**What the exercise asks:** Copy the records below exactly as they are written.

** Begin Information shown **

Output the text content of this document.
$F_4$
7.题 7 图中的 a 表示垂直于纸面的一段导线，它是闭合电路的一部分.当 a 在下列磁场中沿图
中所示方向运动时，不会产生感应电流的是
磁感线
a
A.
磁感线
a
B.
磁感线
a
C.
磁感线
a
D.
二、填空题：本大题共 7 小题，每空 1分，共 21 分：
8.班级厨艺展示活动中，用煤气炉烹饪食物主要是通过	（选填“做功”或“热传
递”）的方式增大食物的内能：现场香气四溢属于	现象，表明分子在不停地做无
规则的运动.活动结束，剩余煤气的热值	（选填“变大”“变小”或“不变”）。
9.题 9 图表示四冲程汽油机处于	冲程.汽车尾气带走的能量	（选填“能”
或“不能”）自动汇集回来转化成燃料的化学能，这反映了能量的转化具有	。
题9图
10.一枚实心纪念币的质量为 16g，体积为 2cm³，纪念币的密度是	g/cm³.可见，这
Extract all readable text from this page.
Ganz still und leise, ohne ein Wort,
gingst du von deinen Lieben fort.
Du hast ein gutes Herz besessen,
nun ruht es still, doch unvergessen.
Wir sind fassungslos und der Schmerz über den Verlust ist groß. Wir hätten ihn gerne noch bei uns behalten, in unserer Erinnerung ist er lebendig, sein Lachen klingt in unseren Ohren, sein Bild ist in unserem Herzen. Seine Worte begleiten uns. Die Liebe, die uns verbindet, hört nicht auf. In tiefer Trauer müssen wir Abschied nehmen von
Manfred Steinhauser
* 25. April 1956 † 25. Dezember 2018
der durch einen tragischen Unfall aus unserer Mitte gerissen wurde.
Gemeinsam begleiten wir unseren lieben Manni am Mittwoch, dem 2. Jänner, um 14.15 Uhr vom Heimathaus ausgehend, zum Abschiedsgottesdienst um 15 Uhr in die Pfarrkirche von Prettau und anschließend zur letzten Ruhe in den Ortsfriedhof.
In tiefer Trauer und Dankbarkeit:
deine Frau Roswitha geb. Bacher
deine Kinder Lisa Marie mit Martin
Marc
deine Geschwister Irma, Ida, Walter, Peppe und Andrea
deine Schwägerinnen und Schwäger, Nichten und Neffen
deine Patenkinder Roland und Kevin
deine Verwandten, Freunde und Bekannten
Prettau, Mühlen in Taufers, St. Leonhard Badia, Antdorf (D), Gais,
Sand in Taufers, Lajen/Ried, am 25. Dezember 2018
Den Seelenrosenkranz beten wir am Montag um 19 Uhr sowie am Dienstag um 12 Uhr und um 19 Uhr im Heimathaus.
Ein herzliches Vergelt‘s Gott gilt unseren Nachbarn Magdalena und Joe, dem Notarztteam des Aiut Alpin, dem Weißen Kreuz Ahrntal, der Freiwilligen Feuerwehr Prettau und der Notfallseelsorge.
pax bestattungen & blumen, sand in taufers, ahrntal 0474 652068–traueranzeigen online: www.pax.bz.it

** End Information shown **

**Written response:**
Output the text content of this document.
$F_4$
7.题 7 图中的 a 表示垂直于纸面的一段导线，它是闭合电路的一部分.当 a 在下列磁场中沿图
中所示方向运动时，不会产生感应电流的是
磁感线
a
A.
磁感线
a
B.
磁感线
a
C.
磁感线
a
D.
二、填空题：本大题共 7 小题，每空 1分，共 21 分：
8.班级厨艺展示活动中，用煤气炉烹饪食物主要是通过	（选填“做功”或“热传
递”）的方式增大食物的内能：现场香气四溢属于	现象，表明分子在不停地做无
规则的运动.活动结束，剩余煤气的热值	（选填“变大”“变小”或“不变”）。
9.题 9 图表示四冲程汽油机处于	冲程.汽车尾气带走的能量	（选填“能”
或“不能”）自动汇集回来转化成燃料的化学能，这反映了能量的转化具有	。
题9图
10.一枚实心纪念币的质量为 16g，体积为 2cm³，纪念币的密度是	g/cm³.可见，这
Extract all readable text from this page.
Ganz still und leise, ohne ein Wort,
gingst du von deinen Lieben fort.
Du hast ein gutes Herz besessen,
nun ruht es still, doch unvergessen.
Wir sind fassungslos und der Schmerz über den Verlust ist groß. Wir hätten ihn gerne noch bei uns behalten, in unserer Erinnerung ist er lebendig, sein Lachen klingt in unseren Ohren, sein Bild ist in unserem Herzen. Seine Worte begleiten uns. Die Liebe, die uns verbindet, hört nicht auf. In tiefer Trauer müssen wir Abschied nehmen von
Manfred Steinhauser
* 25. April 1956 † 25. Dezember 2018
der durch einen tragischen Unfall aus unserer Mitte gerissen wurde.
Gemeinsam begleiten wir unseren lieben Manni am Mittwoch, dem 2. Jänner, um 14.15 Uhr vom Heimathaus ausgehend, zum Abschiedsgottesdienst um 15 Uhr in die Pfarrkirche von Prettau und anschließend zur letzten Ruhe in den Ortsfriedhof.
In tiefer Trauer und Dankbarkeit:
deine Frau Roswitha geb. Bacher
deine Kinder Lisa Marie mit Martin
Marc
deine Geschwister Irma, Ida, Walter, Peppe und Andrea
deine Schwägerinnen und Schwäger, Nichten und Neffen
deine Patenkinder Roland und Kevin
deine Verwandten, Freunde und Bekannten
Prettau, Mühlen in Taufers, St. Leonhard Badia, Antdorf (D), Gais,
Sand in Taufers, Lajen/Ried, am 25. Dezember 2018
Den Seelenrosenkranz beten wir am Montag um 19 Uhr sowie am Dienstag um 12 Uhr und um 19 Uhr im Heimathaus.
Ein herzliches Vergelt‘s Gott gilt unseren Nachbarn Magdalena und Joe, dem Notarztteam des Aiut Alpin, dem Weißen Kreuz Ahrntal, der Freiwilligen Feuerwehr Prettau und der Notfallseelsorge.
pax bestattungen & blumen, sand in taufers, ahrntal 0474 652068–traueranzeigen online: www.pax.bz.it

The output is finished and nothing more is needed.